_Prompt_. Return all lines in the material below that contain "background".

....................

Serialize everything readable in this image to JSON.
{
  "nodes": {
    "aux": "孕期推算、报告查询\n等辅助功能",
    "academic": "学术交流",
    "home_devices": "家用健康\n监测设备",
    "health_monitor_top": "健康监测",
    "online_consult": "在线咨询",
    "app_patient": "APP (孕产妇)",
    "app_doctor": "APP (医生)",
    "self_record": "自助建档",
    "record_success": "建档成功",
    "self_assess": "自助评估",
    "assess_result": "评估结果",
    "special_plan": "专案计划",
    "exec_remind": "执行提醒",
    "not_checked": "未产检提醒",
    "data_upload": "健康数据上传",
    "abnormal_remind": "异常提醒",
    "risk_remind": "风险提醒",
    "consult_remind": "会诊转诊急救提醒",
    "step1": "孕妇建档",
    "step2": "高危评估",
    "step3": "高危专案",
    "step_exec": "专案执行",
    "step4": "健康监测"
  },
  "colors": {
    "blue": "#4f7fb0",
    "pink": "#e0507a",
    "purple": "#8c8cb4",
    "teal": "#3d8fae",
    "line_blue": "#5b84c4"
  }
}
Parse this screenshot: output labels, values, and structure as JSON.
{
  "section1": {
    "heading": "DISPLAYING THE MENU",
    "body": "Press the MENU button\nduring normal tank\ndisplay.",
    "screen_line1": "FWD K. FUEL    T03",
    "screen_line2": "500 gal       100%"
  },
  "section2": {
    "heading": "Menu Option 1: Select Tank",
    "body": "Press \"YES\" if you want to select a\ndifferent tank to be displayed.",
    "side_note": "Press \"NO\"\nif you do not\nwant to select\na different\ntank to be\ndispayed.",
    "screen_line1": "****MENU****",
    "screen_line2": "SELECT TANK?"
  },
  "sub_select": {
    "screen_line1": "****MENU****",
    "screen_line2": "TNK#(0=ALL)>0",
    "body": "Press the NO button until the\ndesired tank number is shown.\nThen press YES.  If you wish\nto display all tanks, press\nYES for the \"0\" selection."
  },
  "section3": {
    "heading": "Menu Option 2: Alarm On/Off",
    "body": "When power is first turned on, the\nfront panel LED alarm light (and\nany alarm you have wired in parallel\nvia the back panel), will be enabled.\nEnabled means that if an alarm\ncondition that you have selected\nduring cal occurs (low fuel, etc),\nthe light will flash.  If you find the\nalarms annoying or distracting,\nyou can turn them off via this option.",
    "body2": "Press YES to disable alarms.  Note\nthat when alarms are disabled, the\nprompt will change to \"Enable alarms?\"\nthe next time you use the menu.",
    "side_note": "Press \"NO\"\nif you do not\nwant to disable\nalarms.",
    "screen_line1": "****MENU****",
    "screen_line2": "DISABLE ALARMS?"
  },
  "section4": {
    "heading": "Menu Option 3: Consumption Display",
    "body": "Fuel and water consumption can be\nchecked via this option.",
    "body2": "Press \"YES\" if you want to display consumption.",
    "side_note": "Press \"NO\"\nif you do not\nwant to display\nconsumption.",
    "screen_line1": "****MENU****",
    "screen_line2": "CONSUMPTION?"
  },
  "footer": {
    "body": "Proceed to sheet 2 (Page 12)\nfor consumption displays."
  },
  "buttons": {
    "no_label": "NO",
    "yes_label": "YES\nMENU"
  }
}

....................

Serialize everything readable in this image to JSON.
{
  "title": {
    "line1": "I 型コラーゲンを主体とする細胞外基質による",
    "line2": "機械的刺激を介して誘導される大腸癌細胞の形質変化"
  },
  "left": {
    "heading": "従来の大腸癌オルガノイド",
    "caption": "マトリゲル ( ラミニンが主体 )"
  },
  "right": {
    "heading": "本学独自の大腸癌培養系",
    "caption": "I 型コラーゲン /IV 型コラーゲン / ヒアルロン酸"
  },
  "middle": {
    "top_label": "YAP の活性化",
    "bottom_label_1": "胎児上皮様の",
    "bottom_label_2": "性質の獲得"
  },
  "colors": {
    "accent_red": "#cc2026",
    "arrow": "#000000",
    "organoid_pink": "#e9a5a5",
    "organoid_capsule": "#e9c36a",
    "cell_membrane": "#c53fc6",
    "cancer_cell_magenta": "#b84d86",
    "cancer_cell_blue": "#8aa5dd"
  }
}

....................

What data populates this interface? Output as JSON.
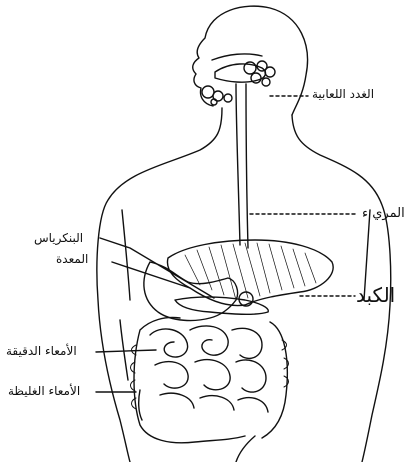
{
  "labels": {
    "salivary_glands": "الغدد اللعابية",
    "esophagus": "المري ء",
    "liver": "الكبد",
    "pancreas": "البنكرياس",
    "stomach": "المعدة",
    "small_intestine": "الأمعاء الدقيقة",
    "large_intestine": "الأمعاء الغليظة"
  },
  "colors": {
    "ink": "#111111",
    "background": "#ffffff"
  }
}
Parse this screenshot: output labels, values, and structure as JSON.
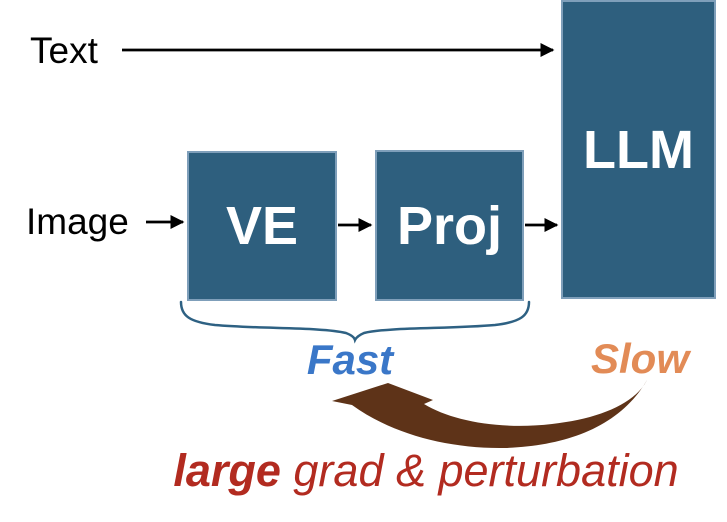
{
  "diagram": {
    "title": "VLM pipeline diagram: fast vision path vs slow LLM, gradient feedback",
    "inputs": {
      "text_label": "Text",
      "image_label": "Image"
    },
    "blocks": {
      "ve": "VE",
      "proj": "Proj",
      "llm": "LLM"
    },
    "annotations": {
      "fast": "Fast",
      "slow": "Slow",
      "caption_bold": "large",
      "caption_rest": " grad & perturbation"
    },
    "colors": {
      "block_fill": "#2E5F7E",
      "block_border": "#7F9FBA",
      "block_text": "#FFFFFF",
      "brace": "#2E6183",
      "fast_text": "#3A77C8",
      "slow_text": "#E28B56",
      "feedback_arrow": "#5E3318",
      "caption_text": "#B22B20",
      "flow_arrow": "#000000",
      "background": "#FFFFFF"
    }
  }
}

....................

_Response to this task_.
    "background": "#ffffff"
      "background": "#FFFFFF"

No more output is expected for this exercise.